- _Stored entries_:
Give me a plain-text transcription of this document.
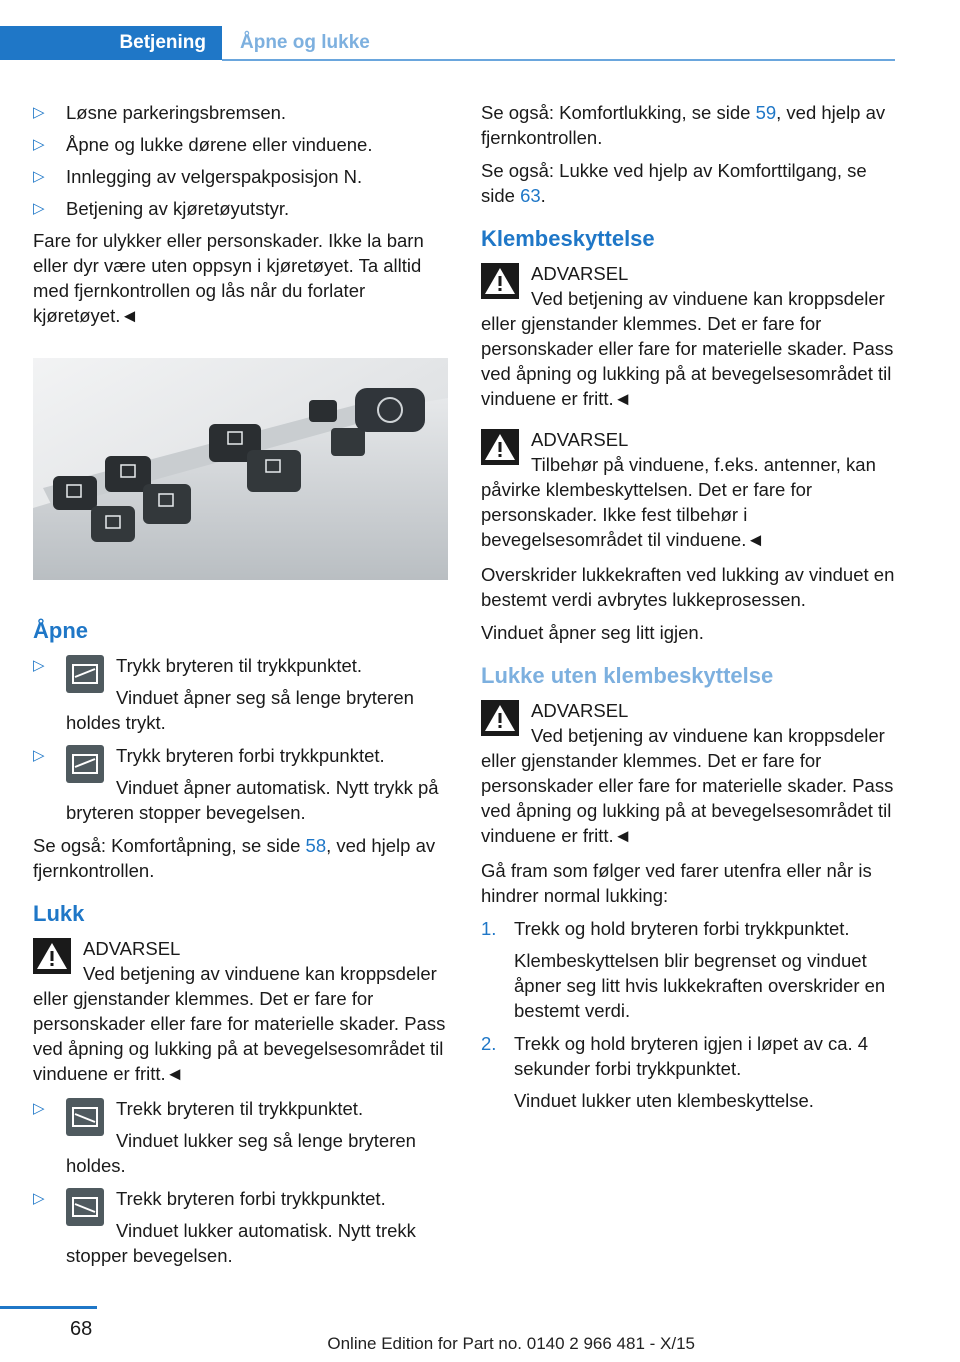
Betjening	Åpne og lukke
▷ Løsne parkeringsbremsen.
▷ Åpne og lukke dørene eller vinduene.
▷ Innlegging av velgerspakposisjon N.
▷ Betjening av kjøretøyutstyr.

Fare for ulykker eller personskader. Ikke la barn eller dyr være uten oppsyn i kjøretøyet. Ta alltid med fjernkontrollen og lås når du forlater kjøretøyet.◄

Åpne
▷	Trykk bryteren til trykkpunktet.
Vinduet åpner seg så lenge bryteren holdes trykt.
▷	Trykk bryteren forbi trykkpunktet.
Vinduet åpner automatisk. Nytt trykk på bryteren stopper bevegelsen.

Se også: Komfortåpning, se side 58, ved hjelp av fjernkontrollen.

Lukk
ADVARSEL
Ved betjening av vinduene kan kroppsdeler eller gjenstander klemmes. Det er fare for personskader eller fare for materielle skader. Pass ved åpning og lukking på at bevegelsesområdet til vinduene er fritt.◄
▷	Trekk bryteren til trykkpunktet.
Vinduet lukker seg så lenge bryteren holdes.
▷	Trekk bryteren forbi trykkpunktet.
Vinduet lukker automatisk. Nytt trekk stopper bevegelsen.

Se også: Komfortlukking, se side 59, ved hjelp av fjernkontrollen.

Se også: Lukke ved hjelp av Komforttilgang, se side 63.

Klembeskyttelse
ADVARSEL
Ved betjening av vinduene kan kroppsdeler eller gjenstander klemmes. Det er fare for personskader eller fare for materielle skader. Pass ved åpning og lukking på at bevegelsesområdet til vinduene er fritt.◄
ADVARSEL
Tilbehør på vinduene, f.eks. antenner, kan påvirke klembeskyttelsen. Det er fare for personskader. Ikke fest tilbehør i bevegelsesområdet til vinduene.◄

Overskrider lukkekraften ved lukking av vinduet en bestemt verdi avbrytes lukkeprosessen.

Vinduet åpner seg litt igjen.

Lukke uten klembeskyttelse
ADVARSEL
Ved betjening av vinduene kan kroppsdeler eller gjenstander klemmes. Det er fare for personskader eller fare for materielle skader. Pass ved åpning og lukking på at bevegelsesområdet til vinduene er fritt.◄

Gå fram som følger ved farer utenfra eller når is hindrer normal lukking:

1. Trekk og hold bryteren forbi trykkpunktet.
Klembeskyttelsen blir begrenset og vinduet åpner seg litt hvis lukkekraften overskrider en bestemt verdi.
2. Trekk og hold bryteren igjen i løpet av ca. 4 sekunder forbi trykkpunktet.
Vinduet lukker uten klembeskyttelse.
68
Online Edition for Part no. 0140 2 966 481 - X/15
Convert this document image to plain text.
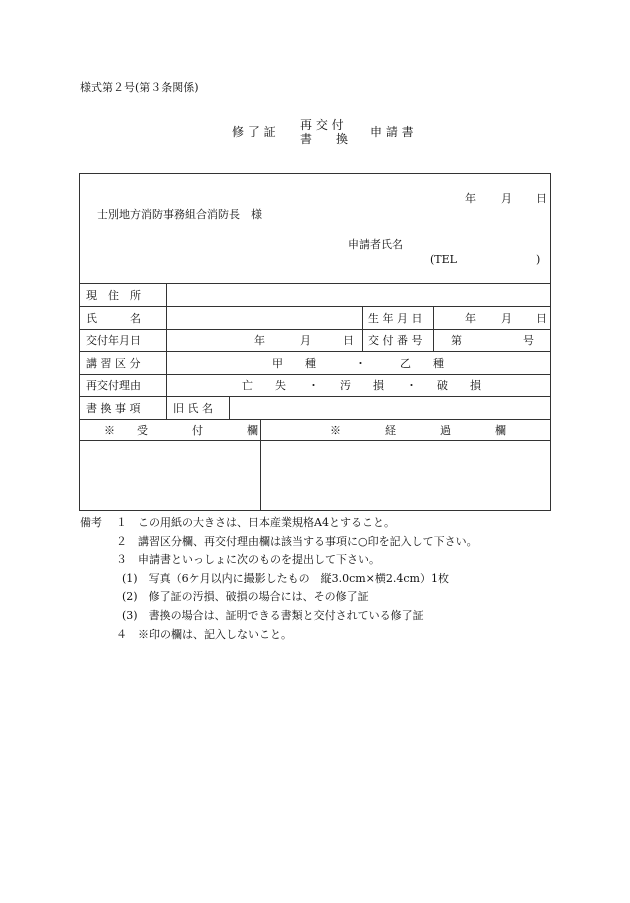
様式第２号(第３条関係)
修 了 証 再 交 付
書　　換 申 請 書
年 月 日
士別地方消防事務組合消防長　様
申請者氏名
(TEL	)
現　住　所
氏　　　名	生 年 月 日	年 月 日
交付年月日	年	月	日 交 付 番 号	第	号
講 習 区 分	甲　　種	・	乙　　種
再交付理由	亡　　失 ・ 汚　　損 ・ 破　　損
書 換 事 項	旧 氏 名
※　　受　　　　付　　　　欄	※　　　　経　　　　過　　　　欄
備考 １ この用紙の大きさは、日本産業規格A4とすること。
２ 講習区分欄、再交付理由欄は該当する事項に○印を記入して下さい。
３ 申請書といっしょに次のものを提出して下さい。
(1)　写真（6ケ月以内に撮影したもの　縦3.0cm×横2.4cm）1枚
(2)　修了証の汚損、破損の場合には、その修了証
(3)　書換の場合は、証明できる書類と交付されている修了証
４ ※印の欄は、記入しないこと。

- _WHAT TO WORK ON_: Using the data above, copy each line that contains "igjen".

- _WRITTEN RESPONSE_:
Vinduet åpner seg litt igjen.
2. Trekk og hold bryteren igjen i løpet av ca. 4 sekunder forbi trykkpunktet.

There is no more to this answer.